>>>

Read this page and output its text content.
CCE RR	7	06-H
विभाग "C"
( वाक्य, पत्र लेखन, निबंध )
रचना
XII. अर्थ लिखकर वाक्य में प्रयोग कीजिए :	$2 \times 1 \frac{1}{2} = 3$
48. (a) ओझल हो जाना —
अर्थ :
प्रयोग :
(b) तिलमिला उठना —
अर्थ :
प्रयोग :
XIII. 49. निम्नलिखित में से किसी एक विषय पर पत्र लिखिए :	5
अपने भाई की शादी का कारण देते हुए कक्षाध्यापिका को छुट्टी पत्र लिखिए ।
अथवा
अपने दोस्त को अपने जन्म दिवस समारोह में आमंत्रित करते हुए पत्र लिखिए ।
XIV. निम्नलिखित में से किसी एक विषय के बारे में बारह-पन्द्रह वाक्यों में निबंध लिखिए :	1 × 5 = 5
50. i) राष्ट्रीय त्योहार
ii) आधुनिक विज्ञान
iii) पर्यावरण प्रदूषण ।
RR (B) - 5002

<<<

▸ **REQUIREMENT**: Would you give the material above again, complete and exact?

▸ **WRITTEN ANSWER**:
Read this page and output its text content.
CCE RR	7	06-H
विभाग "C"
( वाक्य, पत्र लेखन, निबंध )
रचना
XII. अर्थ लिखकर वाक्य में प्रयोग कीजिए :	$2 \times 1 \frac{1}{2} = 3$
48. (a) ओझल हो जाना —
अर्थ :
प्रयोग :
(b) तिलमिला उठना —
अर्थ :
प्रयोग :
XIII. 49. निम्नलिखित में से किसी एक विषय पर पत्र लिखिए :	5
अपने भाई की शादी का कारण देते हुए कक्षाध्यापिका को छुट्टी पत्र लिखिए ।
अथवा
अपने दोस्त को अपने जन्म दिवस समारोह में आमंत्रित करते हुए पत्र लिखिए ।
XIV. निम्नलिखित में से किसी एक विषय के बारे में बारह-पन्द्रह वाक्यों में निबंध लिखिए :	1 × 5 = 5
50. i) राष्ट्रीय त्योहार
ii) आधुनिक विज्ञान
iii) पर्यावरण प्रदूषण ।
RR (B) - 5002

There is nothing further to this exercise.